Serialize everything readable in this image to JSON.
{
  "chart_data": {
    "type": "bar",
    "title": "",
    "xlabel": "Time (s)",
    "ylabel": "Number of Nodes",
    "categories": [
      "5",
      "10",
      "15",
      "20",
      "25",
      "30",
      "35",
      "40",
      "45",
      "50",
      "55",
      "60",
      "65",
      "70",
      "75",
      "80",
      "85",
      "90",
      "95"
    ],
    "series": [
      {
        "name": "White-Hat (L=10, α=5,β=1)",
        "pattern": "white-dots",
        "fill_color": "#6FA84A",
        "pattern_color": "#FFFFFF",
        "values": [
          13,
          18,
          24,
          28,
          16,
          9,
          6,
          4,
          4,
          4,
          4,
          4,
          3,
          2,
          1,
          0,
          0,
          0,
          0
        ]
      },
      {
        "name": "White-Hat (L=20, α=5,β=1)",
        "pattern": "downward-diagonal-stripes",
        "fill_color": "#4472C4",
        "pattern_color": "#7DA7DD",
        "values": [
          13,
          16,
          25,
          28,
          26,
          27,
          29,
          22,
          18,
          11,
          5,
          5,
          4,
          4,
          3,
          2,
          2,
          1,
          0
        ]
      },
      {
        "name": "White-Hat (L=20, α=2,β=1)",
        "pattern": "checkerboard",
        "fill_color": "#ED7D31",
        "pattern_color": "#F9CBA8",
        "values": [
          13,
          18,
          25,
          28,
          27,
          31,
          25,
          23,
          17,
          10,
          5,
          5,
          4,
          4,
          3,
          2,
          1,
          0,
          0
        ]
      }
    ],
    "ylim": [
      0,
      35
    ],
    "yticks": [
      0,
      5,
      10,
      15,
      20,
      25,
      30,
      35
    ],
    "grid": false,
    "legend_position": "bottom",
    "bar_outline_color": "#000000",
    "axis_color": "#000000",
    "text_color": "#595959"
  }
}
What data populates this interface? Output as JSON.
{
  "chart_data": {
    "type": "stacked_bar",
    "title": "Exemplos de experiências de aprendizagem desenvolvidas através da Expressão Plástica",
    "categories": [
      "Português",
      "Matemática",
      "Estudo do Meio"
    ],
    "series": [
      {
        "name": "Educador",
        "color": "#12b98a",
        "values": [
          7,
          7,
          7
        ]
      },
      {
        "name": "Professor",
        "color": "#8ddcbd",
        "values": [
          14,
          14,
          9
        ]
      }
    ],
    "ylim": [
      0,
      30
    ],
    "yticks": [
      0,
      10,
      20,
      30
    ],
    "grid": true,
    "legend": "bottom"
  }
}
· · · · ·
Task description — Could you quote the material above in full, exactly as it stands?

Output of the exercise —
Serialize everything readable in this image to JSON.
{
  "chart_data": {
    "type": "bar",
    "title": "",
    "xlabel": "Time (s)",
    "ylabel": "Number of Nodes",
    "categories": [
      "5",
      "10",
      "15",
      "20",
      "25",
      "30",
      "35",
      "40",
      "45",
      "50",
      "55",
      "60",
      "65",
      "70",
      "75",
      "80",
      "85",
      "90",
      "95"
    ],
    "series": [
      {
        "name": "White-Hat (L=10, α=5,β=1)",
        "pattern": "white-dots",
        "fill_color": "#6FA84A",
        "pattern_color": "#FFFFFF",
        "values": [
          13,
          18,
          24,
          28,
          16,
          9,
          6,
          4,
          4,
          4,
          4,
          4,
          3,
          2,
          1,
          0,
          0,
          0,
          0
        ]
      },
      {
        "name": "White-Hat (L=20, α=5,β=1)",
        "pattern": "downward-diagonal-stripes",
        "fill_color": "#4472C4",
        "pattern_color": "#7DA7DD",
        "values": [
          13,
          16,
          25,
          28,
          26,
          27,
          29,
          22,
          18,
          11,
          5,
          5,
          4,
          4,
          3,
          2,
          2,
          1,
          0
        ]
      },
      {
        "name": "White-Hat (L=20, α=2,β=1)",
        "pattern": "checkerboard",
        "fill_color": "#ED7D31",
        "pattern_color": "#F9CBA8",
        "values": [
          13,
          18,
          25,
          28,
          27,
          31,
          25,
          23,
          17,
          10,
          5,
          5,
          4,
          4,
          3,
          2,
          1,
          0,
          0
        ]
      }
    ],
    "ylim": [
      0,
      35
    ],
    "yticks": [
      0,
      5,
      10,
      15,
      20,
      25,
      30,
      35
    ],
    "grid": false,
    "legend_position": "bottom",
    "bar_outline_color": "#000000",
    "axis_color": "#000000",
    "text_color": "#595959"
  }
}
What data populates this interface? Output as JSON.
{
  "chart_data": {
    "type": "stacked_bar",
    "title": "Exemplos de experiências de aprendizagem desenvolvidas através da Expressão Plástica",
    "categories": [
      "Português",
      "Matemática",
      "Estudo do Meio"
    ],
    "series": [
      {
        "name": "Educador",
        "color": "#12b98a",
        "values": [
          7,
          7,
          7
        ]
      },
      {
        "name": "Professor",
        "color": "#8ddcbd",
        "values": [
          14,
          14,
          9
        ]
      }
    ],
    "ylim": [
      0,
      30
    ],
    "yticks": [
      0,
      10,
      20,
      30
    ],
    "grid": true,
    "legend": "bottom"
  }
}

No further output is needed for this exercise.